#### Dataset ####

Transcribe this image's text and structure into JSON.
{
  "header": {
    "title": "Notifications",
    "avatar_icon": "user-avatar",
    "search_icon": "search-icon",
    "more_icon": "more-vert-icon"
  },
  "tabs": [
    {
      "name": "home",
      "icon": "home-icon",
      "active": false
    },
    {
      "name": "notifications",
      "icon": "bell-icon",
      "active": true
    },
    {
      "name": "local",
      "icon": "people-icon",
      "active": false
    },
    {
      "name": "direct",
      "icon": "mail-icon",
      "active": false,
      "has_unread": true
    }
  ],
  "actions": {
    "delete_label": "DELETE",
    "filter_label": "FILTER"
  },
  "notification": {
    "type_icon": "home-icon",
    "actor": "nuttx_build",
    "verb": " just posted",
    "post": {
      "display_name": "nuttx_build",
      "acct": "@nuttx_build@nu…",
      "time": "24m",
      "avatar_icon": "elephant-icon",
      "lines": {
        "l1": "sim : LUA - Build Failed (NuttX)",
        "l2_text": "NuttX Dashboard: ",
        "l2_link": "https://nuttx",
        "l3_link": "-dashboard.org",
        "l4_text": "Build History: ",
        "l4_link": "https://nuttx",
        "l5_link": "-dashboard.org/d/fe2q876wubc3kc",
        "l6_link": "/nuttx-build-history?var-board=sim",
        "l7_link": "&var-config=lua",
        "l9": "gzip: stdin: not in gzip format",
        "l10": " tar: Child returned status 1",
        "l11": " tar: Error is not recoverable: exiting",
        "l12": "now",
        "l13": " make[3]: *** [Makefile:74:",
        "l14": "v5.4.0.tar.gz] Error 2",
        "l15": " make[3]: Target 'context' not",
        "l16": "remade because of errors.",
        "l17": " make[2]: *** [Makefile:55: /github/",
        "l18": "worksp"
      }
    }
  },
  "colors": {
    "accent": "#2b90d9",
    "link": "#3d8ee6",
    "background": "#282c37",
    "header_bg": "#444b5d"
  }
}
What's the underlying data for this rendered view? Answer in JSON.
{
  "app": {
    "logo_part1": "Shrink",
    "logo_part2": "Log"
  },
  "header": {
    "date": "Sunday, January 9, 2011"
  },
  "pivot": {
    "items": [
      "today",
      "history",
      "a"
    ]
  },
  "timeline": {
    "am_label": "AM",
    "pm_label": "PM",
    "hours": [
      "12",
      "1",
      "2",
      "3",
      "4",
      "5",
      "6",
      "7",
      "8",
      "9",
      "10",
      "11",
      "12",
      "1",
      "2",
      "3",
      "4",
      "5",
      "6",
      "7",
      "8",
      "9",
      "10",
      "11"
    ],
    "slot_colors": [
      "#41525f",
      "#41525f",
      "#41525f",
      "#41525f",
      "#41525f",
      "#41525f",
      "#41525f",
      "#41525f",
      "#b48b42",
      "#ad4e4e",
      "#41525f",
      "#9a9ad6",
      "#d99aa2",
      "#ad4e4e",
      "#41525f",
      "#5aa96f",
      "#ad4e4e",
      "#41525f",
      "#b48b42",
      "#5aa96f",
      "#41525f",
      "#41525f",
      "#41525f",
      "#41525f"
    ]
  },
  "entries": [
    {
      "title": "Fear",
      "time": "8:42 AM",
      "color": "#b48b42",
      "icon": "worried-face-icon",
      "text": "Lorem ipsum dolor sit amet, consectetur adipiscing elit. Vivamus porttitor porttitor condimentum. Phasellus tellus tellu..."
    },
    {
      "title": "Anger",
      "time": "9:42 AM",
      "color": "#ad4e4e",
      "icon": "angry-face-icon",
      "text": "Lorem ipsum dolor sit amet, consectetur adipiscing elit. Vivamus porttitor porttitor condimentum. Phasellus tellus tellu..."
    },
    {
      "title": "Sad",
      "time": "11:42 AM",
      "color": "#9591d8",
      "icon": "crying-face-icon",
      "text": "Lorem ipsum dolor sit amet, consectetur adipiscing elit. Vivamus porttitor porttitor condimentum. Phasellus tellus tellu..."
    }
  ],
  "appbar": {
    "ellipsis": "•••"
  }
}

####

Instruction: Transcribe the material above word for word.

Right answer:
Transcribe this image's text and structure into JSON.
{
  "header": {
    "title": "Notifications",
    "avatar_icon": "user-avatar",
    "search_icon": "search-icon",
    "more_icon": "more-vert-icon"
  },
  "tabs": [
    {
      "name": "home",
      "icon": "home-icon",
      "active": false
    },
    {
      "name": "notifications",
      "icon": "bell-icon",
      "active": true
    },
    {
      "name": "local",
      "icon": "people-icon",
      "active": false
    },
    {
      "name": "direct",
      "icon": "mail-icon",
      "active": false,
      "has_unread": true
    }
  ],
  "actions": {
    "delete_label": "DELETE",
    "filter_label": "FILTER"
  },
  "notification": {
    "type_icon": "home-icon",
    "actor": "nuttx_build",
    "verb": " just posted",
    "post": {
      "display_name": "nuttx_build",
      "acct": "@nuttx_build@nu…",
      "time": "24m",
      "avatar_icon": "elephant-icon",
      "lines": {
        "l1": "sim : LUA - Build Failed (NuttX)",
        "l2_text": "NuttX Dashboard: ",
        "l2_link": "https://nuttx",
        "l3_link": "-dashboard.org",
        "l4_text": "Build History: ",
        "l4_link": "https://nuttx",
        "l5_link": "-dashboard.org/d/fe2q876wubc3kc",
        "l6_link": "/nuttx-build-history?var-board=sim",
        "l7_link": "&var-config=lua",
        "l9": "gzip: stdin: not in gzip format",
        "l10": " tar: Child returned status 1",
        "l11": " tar: Error is not recoverable: exiting",
        "l12": "now",
        "l13": " make[3]: *** [Makefile:74:",
        "l14": "v5.4.0.tar.gz] Error 2",
        "l15": " make[3]: Target 'context' not",
        "l16": "remade because of errors.",
        "l17": " make[2]: *** [Makefile:55: /github/",
        "l18": "worksp"
      }
    }
  },
  "colors": {
    "accent": "#2b90d9",
    "link": "#3d8ee6",
    "background": "#282c37",
    "header_bg": "#444b5d"
  }
}
What's the underlying data for this rendered view? Answer in JSON.
{
  "app": {
    "logo_part1": "Shrink",
    "logo_part2": "Log"
  },
  "header": {
    "date": "Sunday, January 9, 2011"
  },
  "pivot": {
    "items": [
      "today",
      "history",
      "a"
    ]
  },
  "timeline": {
    "am_label": "AM",
    "pm_label": "PM",
    "hours": [
      "12",
      "1",
      "2",
      "3",
      "4",
      "5",
      "6",
      "7",
      "8",
      "9",
      "10",
      "11",
      "12",
      "1",
      "2",
      "3",
      "4",
      "5",
      "6",
      "7",
      "8",
      "9",
      "10",
      "11"
    ],
    "slot_colors": [
      "#41525f",
      "#41525f",
      "#41525f",
      "#41525f",
      "#41525f",
      "#41525f",
      "#41525f",
      "#41525f",
      "#b48b42",
      "#ad4e4e",
      "#41525f",
      "#9a9ad6",
      "#d99aa2",
      "#ad4e4e",
      "#41525f",
      "#5aa96f",
      "#ad4e4e",
      "#41525f",
      "#b48b42",
      "#5aa96f",
      "#41525f",
      "#41525f",
      "#41525f",
      "#41525f"
    ]
  },
  "entries": [
    {
      "title": "Fear",
      "time": "8:42 AM",
      "color": "#b48b42",
      "icon": "worried-face-icon",
      "text": "Lorem ipsum dolor sit amet, consectetur adipiscing elit. Vivamus porttitor porttitor condimentum. Phasellus tellus tellu..."
    },
    {
      "title": "Anger",
      "time": "9:42 AM",
      "color": "#ad4e4e",
      "icon": "angry-face-icon",
      "text": "Lorem ipsum dolor sit amet, consectetur adipiscing elit. Vivamus porttitor porttitor condimentum. Phasellus tellus tellu..."
    },
    {
      "title": "Sad",
      "time": "11:42 AM",
      "color": "#9591d8",
      "icon": "crying-face-icon",
      "text": "Lorem ipsum dolor sit amet, consectetur adipiscing elit. Vivamus porttitor porttitor condimentum. Phasellus tellus tellu..."
    }
  ],
  "appbar": {
    "ellipsis": "•••"
  }
}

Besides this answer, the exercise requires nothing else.